• **SET TASK**
Note each line where "presets" appears, and copy it.

# # # # # # #

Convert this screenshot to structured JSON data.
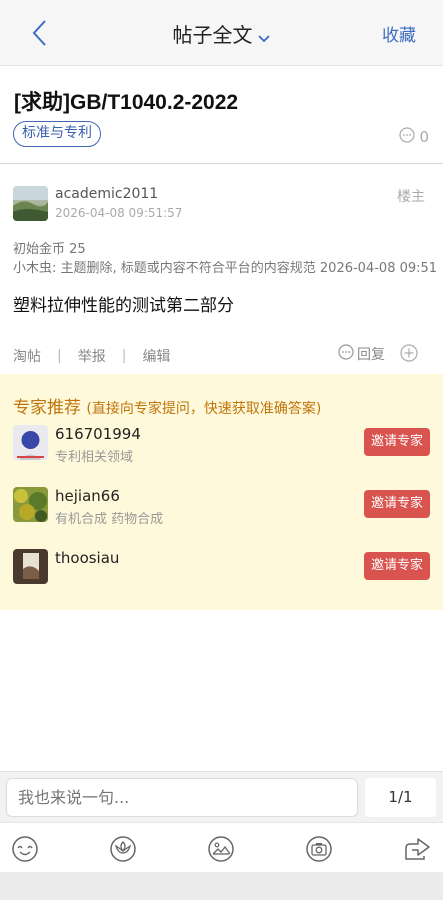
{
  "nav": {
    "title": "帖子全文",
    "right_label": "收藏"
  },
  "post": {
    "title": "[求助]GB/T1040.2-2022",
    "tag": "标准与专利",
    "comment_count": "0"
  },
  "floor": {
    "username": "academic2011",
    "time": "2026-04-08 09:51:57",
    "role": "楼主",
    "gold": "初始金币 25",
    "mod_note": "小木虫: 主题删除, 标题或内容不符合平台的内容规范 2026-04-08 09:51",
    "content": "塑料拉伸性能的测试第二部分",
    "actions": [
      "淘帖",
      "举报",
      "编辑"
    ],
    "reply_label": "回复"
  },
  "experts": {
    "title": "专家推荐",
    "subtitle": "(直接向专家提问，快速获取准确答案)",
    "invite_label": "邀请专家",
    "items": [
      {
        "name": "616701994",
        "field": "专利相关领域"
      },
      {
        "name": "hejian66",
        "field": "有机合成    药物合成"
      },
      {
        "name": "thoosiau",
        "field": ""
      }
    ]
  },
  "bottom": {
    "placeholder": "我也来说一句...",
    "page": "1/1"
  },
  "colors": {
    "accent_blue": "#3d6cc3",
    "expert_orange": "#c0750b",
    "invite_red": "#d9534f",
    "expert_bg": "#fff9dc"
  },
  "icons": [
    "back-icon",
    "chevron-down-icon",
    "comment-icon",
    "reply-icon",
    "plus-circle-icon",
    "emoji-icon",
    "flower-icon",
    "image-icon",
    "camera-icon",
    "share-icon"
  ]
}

# # # # # # #

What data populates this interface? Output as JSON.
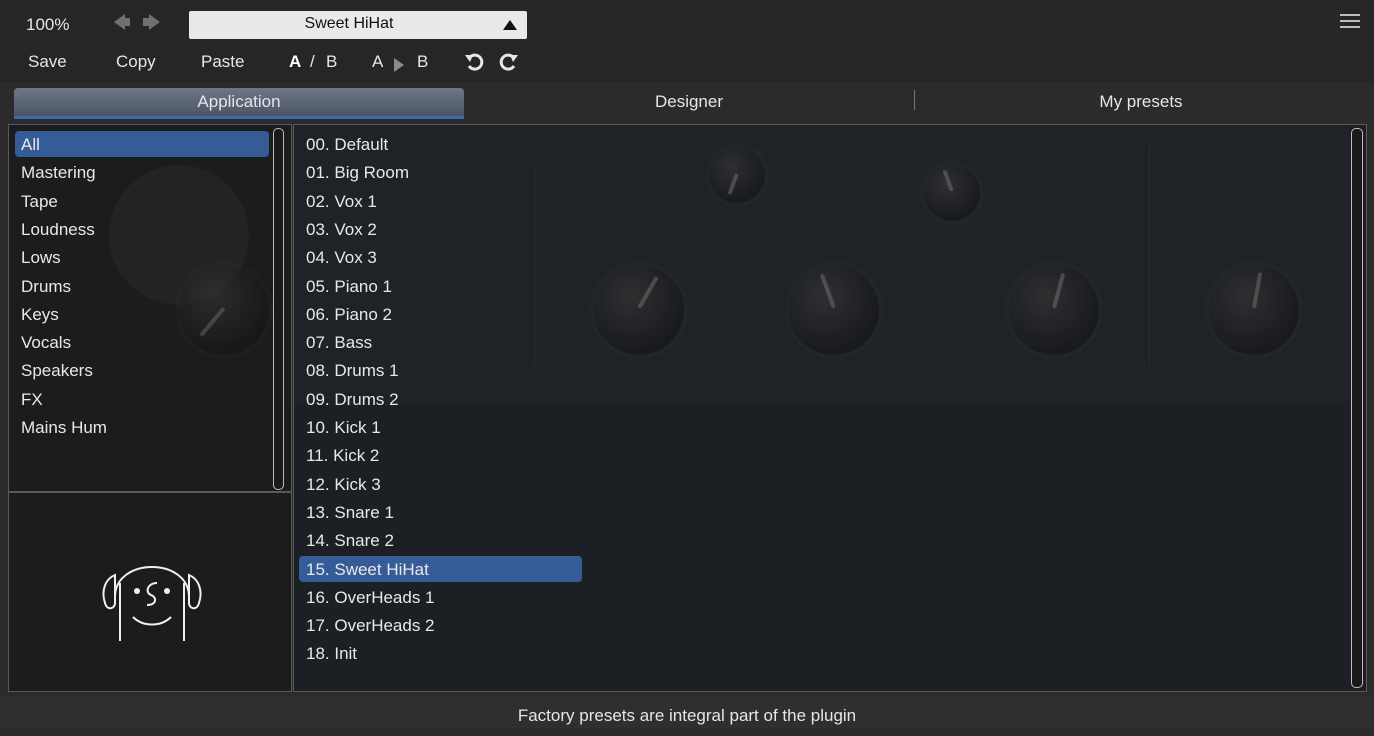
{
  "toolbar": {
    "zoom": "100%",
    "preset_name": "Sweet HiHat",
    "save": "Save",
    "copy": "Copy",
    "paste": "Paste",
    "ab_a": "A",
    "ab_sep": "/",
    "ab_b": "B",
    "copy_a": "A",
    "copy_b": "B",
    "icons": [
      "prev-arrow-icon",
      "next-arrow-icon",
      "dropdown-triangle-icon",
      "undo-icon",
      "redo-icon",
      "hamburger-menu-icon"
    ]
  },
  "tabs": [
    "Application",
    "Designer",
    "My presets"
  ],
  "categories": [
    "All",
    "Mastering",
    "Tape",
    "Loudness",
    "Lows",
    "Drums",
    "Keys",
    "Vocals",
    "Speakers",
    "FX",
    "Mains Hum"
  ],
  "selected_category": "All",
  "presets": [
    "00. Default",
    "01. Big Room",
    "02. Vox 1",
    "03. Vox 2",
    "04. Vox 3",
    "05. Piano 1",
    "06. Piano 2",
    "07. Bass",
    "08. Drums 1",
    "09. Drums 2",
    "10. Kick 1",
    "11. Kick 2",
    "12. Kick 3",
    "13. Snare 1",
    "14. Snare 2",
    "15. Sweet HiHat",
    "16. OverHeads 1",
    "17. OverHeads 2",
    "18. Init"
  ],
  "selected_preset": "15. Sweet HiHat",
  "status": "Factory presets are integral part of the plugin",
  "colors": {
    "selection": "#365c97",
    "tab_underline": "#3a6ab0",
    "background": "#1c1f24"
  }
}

# # # # # # #

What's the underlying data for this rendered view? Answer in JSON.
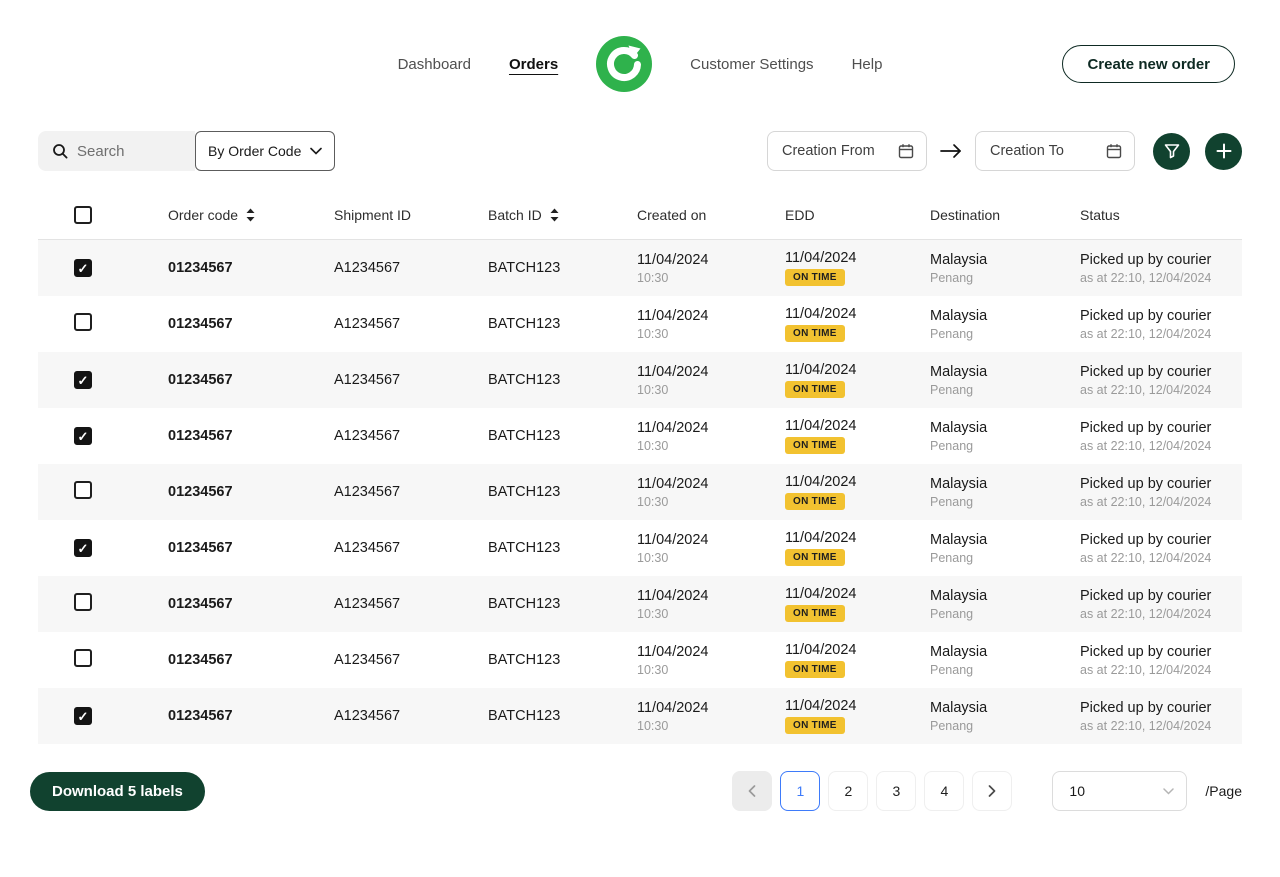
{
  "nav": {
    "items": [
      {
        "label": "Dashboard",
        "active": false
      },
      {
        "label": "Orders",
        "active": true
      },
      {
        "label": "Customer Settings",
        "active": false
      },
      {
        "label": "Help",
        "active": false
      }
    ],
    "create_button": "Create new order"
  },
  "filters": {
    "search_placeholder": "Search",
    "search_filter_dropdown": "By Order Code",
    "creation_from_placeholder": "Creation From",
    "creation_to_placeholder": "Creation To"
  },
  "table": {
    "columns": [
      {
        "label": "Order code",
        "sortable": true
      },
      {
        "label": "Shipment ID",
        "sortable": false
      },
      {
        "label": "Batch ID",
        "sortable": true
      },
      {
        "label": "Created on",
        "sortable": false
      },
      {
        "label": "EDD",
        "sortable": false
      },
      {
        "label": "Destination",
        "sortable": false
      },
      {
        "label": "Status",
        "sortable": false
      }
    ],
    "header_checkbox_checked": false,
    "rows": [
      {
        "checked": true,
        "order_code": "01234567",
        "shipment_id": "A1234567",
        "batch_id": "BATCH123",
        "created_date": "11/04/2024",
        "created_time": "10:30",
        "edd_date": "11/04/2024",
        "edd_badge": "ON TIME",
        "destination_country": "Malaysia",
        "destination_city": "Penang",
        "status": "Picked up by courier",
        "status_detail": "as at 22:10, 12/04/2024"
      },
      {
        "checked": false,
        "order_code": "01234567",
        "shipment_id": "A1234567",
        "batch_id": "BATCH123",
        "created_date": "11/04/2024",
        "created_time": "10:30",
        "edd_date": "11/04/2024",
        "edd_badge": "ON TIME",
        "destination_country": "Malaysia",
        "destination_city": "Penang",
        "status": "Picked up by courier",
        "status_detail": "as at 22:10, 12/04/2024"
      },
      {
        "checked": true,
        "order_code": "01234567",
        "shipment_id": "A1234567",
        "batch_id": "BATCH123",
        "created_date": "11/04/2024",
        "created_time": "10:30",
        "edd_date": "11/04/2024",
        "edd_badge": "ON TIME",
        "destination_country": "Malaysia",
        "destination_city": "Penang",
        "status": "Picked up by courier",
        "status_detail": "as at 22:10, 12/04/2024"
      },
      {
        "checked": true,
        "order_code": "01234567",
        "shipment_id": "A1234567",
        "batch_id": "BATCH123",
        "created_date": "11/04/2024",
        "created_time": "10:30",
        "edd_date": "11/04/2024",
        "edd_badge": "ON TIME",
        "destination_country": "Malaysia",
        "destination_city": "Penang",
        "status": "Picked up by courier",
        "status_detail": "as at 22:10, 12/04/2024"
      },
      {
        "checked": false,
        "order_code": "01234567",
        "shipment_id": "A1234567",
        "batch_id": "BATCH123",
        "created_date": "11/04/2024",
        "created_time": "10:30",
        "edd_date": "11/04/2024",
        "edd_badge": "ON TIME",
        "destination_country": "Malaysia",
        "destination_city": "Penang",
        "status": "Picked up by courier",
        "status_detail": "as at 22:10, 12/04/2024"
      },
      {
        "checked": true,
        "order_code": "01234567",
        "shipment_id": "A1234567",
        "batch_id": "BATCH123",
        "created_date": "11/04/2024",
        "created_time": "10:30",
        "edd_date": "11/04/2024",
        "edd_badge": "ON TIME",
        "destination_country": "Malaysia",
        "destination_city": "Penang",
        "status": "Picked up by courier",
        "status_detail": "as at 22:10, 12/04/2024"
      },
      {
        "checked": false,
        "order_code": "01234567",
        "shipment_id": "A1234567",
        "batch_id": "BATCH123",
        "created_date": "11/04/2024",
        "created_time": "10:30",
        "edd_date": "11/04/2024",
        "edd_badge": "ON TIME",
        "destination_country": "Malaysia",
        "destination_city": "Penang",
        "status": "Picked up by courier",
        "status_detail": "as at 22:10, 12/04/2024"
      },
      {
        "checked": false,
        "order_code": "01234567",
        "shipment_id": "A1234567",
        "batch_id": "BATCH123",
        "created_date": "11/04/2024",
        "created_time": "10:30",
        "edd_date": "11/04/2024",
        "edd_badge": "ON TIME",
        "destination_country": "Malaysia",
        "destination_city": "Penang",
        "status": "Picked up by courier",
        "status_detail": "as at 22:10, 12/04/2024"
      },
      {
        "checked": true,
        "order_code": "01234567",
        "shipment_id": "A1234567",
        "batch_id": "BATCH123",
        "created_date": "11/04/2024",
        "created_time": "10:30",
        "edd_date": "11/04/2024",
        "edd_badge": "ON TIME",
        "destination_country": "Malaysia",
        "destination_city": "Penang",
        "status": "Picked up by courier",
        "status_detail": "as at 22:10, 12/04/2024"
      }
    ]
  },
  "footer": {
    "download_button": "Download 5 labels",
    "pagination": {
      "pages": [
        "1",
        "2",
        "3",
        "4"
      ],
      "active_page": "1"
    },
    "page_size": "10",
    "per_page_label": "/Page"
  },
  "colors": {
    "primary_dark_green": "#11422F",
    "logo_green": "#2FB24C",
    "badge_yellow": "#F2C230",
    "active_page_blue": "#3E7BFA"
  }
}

# # # # # # #

• **COMPLETE OUTPUT**
    "My presets"
  "presets": [
  "status": "Factory presets are integral part of the plugin",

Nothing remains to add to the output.